• [What you should do]:
Show only lines that include "type".

## start Rows

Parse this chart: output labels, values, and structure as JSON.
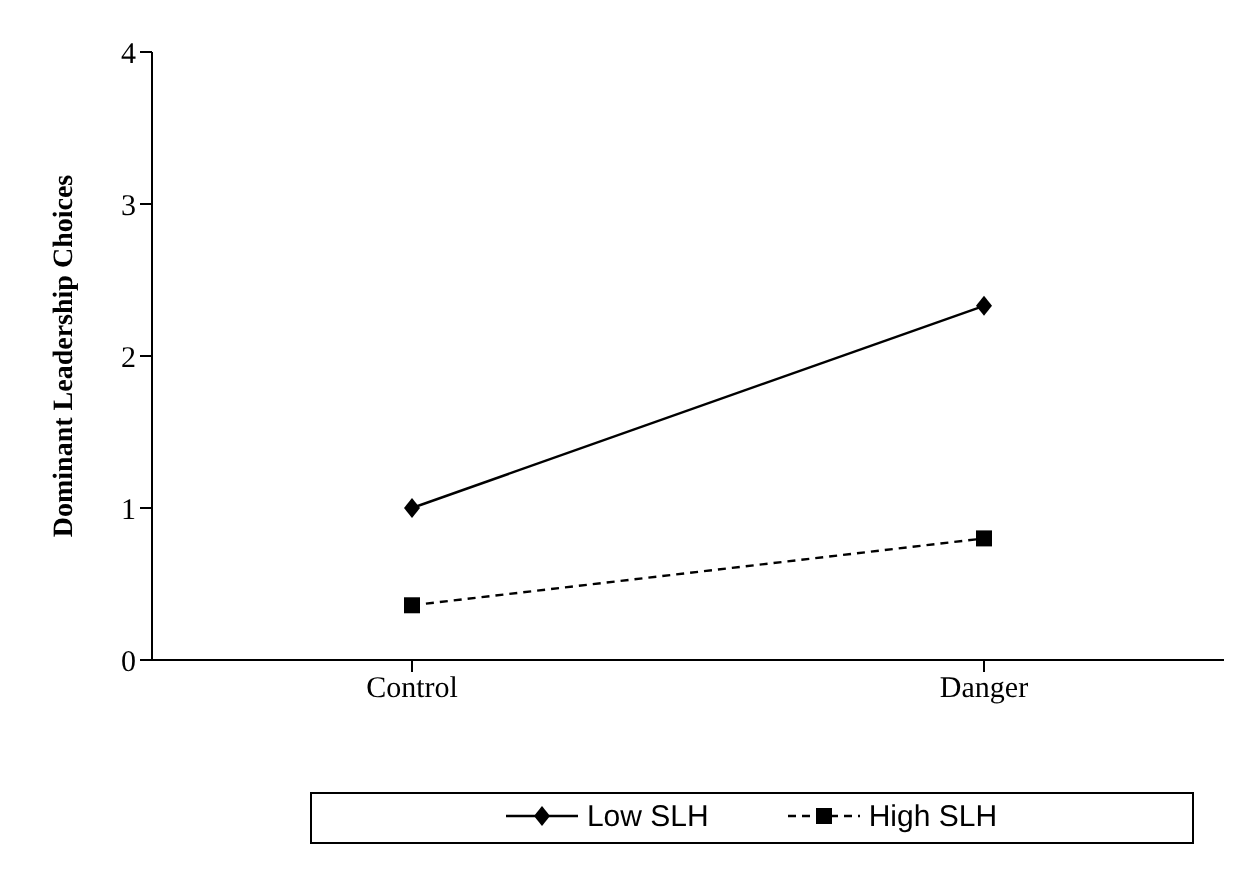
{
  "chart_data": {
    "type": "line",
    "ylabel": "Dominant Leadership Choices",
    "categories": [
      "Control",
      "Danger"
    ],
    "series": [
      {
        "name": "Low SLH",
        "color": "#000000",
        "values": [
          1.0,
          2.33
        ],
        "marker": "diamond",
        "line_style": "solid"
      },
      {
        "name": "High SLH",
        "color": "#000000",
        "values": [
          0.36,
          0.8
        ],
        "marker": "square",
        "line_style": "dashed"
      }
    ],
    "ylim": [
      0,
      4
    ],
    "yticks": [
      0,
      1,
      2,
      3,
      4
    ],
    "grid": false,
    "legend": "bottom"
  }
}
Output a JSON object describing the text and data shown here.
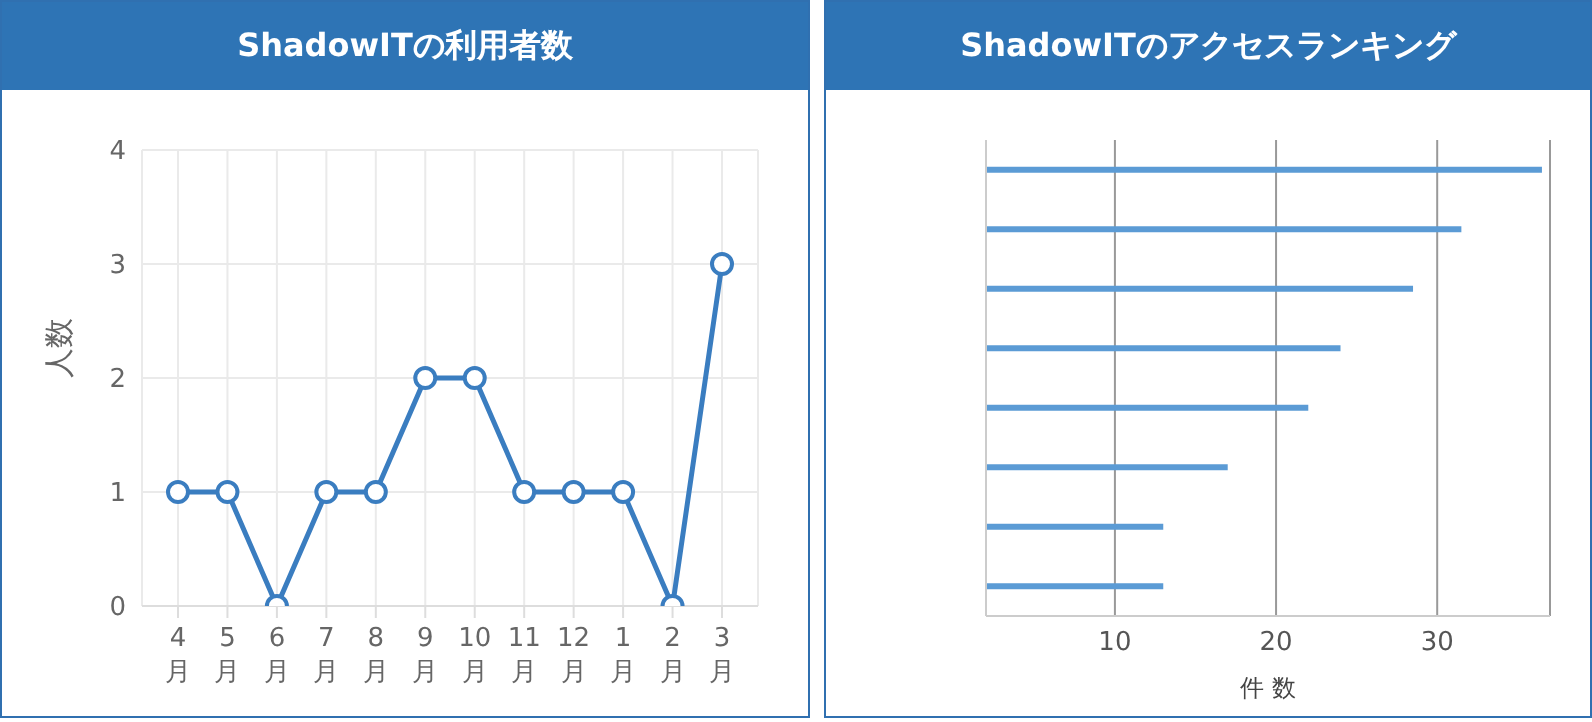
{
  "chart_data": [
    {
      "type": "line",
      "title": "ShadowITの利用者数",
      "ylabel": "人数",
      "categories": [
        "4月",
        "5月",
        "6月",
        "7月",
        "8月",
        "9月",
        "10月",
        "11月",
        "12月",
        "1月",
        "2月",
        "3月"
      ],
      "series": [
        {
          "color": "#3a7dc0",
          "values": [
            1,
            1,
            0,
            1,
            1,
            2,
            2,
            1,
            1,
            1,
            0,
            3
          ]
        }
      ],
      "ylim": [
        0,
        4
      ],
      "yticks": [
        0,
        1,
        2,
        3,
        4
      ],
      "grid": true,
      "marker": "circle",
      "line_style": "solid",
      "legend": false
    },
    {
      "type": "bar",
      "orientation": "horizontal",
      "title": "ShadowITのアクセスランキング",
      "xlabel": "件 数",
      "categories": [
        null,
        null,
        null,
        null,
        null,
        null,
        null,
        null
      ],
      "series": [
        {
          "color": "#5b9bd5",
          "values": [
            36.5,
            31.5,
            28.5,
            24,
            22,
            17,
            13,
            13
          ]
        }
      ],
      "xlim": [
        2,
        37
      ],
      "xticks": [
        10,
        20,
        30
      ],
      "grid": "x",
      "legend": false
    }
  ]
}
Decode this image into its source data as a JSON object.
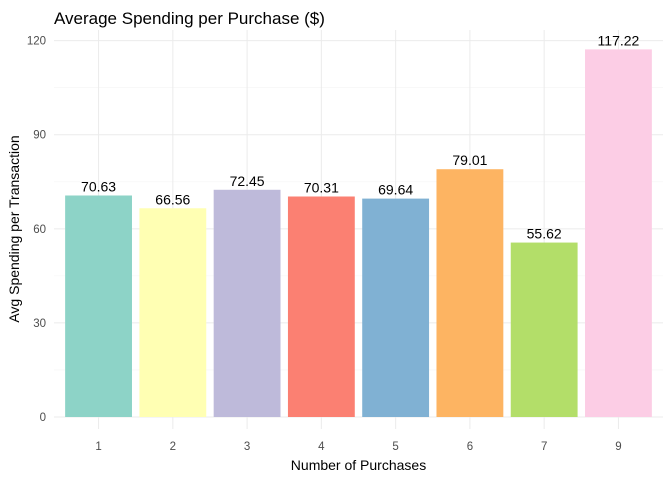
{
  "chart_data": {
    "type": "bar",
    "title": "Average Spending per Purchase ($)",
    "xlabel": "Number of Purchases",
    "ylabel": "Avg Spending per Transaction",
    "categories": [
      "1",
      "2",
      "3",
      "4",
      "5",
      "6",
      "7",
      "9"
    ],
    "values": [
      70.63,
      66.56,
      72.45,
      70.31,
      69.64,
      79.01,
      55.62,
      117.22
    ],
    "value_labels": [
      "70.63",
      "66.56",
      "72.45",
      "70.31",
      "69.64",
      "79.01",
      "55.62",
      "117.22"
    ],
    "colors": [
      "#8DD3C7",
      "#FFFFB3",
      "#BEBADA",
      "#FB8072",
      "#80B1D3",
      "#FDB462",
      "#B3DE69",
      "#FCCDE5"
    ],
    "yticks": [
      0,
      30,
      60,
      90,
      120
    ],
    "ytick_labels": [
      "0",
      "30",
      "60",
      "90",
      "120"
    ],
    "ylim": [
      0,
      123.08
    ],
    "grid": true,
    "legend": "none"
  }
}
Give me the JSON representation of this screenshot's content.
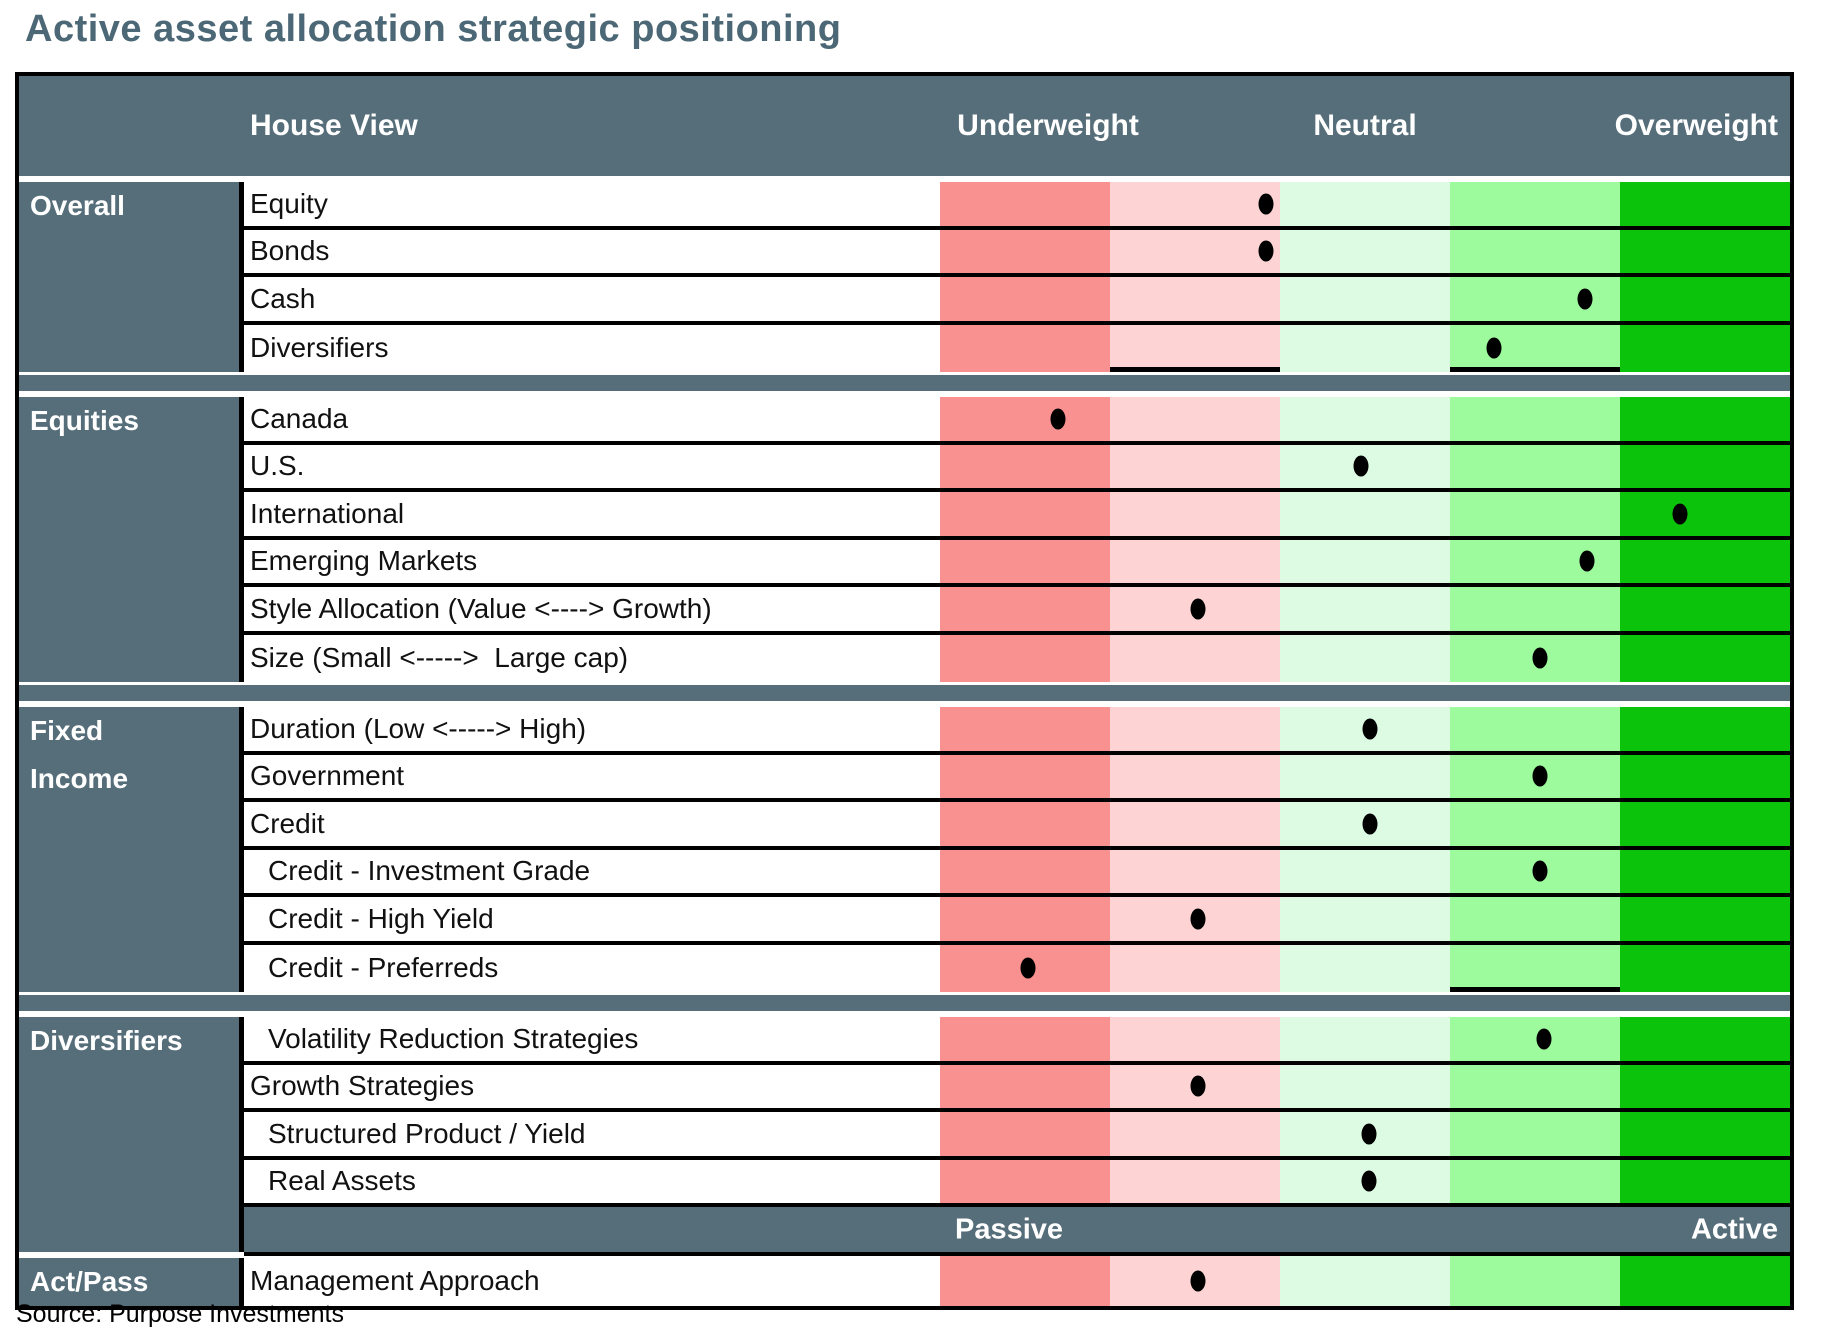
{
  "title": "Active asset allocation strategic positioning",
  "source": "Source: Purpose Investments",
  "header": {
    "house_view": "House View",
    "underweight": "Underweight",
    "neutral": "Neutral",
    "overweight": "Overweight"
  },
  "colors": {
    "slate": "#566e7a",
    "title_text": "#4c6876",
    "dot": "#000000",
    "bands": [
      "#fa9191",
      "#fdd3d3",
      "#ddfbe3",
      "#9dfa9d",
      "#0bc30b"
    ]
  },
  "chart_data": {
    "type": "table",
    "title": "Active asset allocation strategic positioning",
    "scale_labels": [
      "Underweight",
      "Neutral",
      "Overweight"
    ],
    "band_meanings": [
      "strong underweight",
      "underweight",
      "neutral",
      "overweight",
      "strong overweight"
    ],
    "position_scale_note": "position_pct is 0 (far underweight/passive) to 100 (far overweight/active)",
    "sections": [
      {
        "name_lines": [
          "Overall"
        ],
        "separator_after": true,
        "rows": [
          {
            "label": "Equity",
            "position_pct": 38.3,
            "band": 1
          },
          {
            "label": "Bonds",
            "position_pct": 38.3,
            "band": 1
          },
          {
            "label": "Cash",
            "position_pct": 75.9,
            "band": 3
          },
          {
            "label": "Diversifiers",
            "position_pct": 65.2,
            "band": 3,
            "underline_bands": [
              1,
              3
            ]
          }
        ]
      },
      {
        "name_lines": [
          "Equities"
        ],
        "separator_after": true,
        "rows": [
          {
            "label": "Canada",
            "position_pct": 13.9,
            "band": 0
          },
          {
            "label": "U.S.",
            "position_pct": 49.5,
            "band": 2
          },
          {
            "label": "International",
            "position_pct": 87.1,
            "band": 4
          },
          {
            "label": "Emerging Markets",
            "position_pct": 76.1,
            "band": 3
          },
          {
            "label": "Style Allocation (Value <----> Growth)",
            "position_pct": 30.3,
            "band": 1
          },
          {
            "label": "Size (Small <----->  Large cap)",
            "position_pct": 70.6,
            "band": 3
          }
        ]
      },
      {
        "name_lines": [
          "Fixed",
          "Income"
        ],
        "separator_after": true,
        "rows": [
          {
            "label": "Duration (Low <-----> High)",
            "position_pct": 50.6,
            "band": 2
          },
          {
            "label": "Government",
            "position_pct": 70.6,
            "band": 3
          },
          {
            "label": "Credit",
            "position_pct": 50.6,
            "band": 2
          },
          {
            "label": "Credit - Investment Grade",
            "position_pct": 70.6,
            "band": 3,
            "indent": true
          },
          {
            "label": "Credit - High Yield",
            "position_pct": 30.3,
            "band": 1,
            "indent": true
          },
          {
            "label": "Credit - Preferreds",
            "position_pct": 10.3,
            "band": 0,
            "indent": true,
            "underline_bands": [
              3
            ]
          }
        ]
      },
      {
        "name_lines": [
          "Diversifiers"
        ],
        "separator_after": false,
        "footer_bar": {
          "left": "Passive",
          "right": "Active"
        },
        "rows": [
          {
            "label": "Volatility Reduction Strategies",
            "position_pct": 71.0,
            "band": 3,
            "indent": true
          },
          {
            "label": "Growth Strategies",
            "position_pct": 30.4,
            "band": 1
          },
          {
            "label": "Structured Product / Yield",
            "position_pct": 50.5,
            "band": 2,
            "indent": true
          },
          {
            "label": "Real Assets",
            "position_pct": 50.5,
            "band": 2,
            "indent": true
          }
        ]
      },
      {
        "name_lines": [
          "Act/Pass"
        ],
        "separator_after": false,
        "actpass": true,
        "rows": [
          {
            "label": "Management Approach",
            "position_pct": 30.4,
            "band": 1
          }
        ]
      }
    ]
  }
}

## end Rows

• [Final result]:
    "type": "line",
      "type": "line",
      "type": "bar",
    "type": "bar",
    "type": "table",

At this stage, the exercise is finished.